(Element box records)
::::::::

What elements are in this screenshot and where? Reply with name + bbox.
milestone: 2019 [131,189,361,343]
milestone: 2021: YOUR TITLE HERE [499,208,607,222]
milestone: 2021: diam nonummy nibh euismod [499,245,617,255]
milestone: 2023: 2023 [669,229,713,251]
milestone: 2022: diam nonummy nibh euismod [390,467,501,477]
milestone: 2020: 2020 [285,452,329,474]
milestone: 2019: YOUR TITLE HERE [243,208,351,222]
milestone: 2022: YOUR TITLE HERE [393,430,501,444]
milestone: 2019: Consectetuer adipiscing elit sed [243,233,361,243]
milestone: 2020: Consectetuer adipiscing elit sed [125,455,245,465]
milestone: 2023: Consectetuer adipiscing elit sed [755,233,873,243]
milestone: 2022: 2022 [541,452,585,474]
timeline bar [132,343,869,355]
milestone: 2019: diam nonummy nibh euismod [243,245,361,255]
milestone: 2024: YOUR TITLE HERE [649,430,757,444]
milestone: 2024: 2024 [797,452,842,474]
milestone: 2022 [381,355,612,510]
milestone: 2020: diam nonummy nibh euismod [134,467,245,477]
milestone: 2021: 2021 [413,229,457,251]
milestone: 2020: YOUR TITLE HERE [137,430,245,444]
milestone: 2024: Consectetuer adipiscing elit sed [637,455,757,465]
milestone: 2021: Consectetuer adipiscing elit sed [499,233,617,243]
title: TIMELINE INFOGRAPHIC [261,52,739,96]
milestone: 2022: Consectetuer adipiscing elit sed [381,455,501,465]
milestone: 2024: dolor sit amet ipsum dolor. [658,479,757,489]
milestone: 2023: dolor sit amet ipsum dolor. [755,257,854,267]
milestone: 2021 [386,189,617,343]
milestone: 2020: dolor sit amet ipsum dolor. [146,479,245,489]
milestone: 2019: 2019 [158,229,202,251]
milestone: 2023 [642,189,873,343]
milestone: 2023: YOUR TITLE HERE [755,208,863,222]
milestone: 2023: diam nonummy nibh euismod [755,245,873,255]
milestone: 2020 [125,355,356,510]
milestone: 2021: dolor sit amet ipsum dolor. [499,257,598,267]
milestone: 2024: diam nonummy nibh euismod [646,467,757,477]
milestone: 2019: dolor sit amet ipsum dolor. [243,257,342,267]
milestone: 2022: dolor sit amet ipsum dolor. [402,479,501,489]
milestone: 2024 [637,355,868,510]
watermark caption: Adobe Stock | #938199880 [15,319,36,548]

::::::::

Return, unchanged, every line from the first line of the records through the line that contains "milestone: 2023: Consectetuer".

Response →
What elements are in this screenshot and where? Reply with name + bbox.
milestone: 2019 [131,189,361,343]
milestone: 2021: YOUR TITLE HERE [499,208,607,222]
milestone: 2021: diam nonummy nibh euismod [499,245,617,255]
milestone: 2023: 2023 [669,229,713,251]
milestone: 2022: diam nonummy nibh euismod [390,467,501,477]
milestone: 2020: 2020 [285,452,329,474]
milestone: 2019: YOUR TITLE HERE [243,208,351,222]
milestone: 2022: YOUR TITLE HERE [393,430,501,444]
milestone: 2019: Consectetuer adipiscing elit sed [243,233,361,243]
milestone: 2020: Consectetuer adipiscing elit sed [125,455,245,465]
milestone: 2023: Consectetuer adipiscing elit sed [755,233,873,243]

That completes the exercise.